Directions =
In the data below, find each line containing the string "바랍니다" and return it.

— Begin —

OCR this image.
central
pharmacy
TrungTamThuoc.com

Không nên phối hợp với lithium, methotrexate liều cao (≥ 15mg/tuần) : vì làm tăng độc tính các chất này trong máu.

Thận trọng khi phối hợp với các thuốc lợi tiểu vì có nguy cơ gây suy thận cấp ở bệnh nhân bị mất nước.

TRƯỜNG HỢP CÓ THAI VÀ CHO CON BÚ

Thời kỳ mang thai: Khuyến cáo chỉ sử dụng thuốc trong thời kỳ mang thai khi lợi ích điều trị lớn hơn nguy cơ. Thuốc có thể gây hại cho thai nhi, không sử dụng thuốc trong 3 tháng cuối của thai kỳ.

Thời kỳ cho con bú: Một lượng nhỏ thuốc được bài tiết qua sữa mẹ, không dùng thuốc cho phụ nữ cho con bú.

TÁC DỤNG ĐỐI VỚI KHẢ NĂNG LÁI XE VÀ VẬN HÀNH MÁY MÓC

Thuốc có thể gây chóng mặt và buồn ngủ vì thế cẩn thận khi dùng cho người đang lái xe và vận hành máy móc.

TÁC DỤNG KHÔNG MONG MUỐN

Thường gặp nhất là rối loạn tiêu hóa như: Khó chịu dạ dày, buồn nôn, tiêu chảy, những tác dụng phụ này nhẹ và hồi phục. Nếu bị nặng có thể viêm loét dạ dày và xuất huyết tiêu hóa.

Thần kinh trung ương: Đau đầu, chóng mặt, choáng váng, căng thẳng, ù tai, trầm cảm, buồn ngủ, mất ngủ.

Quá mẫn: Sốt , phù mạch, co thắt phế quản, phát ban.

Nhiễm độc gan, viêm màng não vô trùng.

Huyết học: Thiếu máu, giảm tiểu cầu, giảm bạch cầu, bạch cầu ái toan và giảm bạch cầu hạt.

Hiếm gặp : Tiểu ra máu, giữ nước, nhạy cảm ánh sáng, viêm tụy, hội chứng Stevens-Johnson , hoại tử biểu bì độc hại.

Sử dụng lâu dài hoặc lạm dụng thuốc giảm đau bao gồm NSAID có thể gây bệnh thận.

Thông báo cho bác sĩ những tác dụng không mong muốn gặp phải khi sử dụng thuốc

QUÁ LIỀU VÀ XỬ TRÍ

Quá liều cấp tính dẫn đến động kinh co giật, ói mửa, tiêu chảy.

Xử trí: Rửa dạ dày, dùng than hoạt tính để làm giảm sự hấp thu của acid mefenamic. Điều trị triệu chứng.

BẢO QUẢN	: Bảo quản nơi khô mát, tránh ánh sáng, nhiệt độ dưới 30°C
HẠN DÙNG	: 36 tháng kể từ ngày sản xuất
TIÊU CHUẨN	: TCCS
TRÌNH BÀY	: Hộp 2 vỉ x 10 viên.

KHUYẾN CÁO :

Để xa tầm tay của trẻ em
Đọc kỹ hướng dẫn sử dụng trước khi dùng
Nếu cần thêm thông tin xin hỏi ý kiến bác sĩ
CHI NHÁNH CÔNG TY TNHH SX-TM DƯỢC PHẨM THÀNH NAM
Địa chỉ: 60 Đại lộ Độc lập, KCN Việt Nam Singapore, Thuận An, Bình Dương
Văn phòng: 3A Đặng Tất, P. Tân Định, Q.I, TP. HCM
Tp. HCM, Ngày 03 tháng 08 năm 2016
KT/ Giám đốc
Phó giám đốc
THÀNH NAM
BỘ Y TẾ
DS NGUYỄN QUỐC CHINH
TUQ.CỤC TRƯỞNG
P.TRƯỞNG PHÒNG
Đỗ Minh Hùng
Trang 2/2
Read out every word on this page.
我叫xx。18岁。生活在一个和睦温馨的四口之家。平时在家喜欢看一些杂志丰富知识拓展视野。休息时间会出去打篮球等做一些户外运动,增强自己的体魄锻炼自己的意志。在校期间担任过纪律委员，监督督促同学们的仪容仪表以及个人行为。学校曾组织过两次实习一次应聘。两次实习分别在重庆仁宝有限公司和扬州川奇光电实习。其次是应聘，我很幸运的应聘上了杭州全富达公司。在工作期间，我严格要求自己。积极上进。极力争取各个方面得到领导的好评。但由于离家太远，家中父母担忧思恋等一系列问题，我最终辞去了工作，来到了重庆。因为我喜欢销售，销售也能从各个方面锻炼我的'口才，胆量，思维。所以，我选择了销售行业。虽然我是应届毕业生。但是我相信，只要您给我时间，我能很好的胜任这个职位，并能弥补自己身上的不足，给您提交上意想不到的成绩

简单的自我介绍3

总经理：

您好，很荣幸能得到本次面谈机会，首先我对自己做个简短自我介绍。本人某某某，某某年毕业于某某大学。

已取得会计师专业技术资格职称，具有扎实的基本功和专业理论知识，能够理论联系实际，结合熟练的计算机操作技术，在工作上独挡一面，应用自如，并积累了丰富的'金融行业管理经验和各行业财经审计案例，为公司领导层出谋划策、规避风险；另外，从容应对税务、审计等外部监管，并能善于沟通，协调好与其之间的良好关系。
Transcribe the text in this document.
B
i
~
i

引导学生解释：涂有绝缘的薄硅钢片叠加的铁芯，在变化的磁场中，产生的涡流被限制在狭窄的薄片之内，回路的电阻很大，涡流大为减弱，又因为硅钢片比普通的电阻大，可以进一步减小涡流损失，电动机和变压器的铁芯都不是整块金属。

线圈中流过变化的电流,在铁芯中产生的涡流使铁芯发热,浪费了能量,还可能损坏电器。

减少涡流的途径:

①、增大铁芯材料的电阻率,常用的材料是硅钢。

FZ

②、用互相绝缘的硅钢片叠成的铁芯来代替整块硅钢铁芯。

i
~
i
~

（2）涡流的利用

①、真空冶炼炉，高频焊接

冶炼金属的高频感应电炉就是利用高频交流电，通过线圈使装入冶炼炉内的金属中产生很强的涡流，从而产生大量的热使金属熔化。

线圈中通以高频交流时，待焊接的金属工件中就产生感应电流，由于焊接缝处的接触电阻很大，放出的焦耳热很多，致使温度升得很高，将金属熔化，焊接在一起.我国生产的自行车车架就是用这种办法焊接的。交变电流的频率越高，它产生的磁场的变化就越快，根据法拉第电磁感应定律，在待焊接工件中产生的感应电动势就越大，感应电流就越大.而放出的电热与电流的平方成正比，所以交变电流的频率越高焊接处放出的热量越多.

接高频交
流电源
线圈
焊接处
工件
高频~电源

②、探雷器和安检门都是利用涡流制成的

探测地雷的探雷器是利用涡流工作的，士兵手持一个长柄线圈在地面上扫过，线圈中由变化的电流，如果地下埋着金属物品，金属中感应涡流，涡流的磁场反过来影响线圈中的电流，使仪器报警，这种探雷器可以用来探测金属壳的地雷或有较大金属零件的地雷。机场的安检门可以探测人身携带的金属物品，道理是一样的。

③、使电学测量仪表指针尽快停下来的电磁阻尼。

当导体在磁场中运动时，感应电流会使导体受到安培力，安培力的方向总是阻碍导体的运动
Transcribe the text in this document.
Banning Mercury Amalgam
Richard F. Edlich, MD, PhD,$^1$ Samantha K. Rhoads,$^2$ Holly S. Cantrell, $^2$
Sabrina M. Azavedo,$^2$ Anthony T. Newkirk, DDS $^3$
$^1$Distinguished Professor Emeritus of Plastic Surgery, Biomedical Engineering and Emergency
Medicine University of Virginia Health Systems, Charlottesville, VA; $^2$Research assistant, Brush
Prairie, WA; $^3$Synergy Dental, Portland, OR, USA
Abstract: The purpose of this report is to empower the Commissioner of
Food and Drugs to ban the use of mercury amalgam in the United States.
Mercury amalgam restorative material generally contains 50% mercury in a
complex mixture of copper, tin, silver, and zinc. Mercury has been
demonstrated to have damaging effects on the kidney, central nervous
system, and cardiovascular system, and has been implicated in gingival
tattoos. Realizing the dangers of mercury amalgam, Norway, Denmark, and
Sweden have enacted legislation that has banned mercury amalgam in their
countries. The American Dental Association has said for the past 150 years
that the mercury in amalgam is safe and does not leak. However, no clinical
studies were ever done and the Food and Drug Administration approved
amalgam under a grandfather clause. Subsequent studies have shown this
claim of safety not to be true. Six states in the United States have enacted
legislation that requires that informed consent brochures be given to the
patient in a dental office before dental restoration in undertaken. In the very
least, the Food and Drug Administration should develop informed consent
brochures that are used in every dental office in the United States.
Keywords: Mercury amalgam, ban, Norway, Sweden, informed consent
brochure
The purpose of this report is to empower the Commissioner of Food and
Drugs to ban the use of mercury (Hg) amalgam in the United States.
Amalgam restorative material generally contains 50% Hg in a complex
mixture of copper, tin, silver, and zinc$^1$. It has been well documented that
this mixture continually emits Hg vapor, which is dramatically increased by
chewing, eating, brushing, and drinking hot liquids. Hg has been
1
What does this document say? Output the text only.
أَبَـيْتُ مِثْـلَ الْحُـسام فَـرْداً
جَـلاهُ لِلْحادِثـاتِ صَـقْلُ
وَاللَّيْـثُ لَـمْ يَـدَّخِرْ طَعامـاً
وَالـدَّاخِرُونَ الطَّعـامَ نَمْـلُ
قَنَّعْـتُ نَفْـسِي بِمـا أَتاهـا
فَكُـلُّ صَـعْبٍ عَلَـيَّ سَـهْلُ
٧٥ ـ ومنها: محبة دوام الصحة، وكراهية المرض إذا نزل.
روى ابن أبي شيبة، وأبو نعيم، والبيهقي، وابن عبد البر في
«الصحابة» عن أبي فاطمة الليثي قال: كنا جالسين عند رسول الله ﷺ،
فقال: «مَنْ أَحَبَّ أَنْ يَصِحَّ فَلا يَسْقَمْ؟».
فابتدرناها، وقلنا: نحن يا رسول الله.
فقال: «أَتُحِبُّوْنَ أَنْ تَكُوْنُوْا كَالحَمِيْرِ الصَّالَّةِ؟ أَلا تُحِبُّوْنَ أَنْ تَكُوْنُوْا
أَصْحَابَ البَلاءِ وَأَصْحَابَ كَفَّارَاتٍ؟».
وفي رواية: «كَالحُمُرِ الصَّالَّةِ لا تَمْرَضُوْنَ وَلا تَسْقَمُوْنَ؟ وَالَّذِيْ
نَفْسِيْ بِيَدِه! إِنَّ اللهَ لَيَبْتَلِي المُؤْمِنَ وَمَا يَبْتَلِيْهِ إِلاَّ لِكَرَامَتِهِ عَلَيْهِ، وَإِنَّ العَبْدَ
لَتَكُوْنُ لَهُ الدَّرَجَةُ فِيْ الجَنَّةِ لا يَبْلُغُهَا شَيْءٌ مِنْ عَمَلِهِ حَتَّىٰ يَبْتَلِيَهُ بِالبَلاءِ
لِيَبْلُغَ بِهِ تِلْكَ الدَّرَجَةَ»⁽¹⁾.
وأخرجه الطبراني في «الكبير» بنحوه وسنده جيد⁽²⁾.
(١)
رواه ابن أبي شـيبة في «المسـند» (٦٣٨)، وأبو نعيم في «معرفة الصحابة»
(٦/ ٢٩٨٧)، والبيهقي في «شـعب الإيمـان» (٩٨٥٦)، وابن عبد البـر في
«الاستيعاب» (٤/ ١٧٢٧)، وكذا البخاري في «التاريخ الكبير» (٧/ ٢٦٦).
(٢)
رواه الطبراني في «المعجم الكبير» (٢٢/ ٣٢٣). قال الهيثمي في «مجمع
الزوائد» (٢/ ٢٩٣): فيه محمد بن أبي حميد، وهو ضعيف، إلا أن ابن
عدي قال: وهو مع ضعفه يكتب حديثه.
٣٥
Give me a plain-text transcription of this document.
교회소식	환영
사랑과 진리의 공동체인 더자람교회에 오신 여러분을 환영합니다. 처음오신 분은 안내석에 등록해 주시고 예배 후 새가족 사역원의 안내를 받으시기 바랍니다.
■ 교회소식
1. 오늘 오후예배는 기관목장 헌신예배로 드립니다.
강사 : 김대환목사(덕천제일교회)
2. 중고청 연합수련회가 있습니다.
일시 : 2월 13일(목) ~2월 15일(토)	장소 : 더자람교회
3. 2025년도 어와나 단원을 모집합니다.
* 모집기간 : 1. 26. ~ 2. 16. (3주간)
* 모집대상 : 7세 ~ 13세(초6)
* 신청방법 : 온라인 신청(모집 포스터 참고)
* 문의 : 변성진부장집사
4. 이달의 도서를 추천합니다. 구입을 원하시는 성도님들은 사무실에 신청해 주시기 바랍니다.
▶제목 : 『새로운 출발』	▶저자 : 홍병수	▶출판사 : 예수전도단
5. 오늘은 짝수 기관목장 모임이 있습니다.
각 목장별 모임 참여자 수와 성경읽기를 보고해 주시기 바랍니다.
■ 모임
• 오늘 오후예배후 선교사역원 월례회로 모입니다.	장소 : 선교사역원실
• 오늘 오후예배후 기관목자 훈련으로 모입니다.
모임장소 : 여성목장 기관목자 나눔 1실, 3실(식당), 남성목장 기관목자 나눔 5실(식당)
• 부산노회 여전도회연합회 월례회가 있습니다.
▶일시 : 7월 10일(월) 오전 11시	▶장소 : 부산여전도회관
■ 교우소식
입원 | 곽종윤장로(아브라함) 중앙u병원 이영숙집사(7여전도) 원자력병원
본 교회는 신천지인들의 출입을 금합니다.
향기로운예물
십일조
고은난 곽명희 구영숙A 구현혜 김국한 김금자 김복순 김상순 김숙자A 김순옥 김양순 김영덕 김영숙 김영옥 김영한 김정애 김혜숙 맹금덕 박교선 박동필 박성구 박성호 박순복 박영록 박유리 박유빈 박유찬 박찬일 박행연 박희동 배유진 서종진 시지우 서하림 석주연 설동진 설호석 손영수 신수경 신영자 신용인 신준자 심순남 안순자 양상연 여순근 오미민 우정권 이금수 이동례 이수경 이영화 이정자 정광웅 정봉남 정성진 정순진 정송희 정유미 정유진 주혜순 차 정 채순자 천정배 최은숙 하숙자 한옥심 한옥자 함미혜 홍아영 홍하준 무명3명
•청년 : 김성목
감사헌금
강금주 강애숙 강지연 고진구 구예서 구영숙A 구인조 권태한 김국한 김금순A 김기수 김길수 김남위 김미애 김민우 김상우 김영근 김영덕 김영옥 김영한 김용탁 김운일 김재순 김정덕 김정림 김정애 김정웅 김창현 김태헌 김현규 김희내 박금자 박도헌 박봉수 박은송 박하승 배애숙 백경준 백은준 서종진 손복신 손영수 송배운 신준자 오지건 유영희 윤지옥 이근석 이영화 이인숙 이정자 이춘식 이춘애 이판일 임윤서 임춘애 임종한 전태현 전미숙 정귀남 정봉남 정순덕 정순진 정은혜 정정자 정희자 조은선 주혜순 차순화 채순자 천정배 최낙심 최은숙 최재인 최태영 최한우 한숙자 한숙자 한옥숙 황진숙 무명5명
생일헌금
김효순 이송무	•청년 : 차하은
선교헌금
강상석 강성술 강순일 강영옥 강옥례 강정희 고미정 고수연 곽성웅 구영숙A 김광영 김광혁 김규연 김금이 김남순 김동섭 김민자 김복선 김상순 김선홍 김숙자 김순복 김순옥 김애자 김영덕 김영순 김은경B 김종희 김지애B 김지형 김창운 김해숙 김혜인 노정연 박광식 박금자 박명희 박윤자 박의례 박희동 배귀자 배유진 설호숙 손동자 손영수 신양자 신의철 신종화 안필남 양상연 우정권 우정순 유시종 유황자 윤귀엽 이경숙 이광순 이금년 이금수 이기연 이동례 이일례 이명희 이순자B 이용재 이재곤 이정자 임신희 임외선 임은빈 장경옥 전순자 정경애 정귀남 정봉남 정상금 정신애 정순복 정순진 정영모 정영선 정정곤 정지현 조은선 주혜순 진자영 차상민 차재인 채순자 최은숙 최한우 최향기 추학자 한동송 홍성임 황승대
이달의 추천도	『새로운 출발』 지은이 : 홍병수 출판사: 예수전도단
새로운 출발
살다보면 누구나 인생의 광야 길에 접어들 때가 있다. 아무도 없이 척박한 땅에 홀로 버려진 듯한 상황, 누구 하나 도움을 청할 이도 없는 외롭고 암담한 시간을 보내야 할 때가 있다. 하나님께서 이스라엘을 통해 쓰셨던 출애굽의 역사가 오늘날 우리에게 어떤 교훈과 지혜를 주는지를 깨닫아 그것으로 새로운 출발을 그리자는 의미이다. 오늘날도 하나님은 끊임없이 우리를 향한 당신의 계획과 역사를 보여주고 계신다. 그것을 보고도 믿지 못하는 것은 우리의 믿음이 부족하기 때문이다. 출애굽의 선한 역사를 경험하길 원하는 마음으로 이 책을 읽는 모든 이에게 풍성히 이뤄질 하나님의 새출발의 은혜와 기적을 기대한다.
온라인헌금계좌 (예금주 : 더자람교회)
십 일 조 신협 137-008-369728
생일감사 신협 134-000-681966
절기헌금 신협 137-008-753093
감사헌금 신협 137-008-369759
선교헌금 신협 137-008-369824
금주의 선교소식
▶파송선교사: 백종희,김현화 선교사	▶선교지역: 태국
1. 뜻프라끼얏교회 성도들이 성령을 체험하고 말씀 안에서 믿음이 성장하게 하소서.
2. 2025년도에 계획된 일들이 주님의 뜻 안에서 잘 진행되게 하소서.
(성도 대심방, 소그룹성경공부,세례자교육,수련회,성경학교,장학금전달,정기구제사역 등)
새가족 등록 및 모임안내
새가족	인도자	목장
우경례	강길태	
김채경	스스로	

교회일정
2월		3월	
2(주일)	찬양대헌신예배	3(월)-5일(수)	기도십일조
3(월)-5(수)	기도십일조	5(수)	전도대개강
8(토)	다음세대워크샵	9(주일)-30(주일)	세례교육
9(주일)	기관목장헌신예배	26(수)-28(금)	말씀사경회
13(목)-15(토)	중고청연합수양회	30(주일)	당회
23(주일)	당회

— End —

Answer below =
사랑과 진리의 공동체인 더자람교회에 오신 여러분을 환영합니다. 처음오신 분은 안내석에 등록해 주시고 예배 후 새가족 사역원의 안내를 받으시기 바랍니다.
4. 이달의 도서를 추천합니다. 구입을 원하시는 성도님들은 사무실에 신청해 주시기 바랍니다.
각 목장별 모임 참여자 수와 성경읽기를 보고해 주시기 바랍니다.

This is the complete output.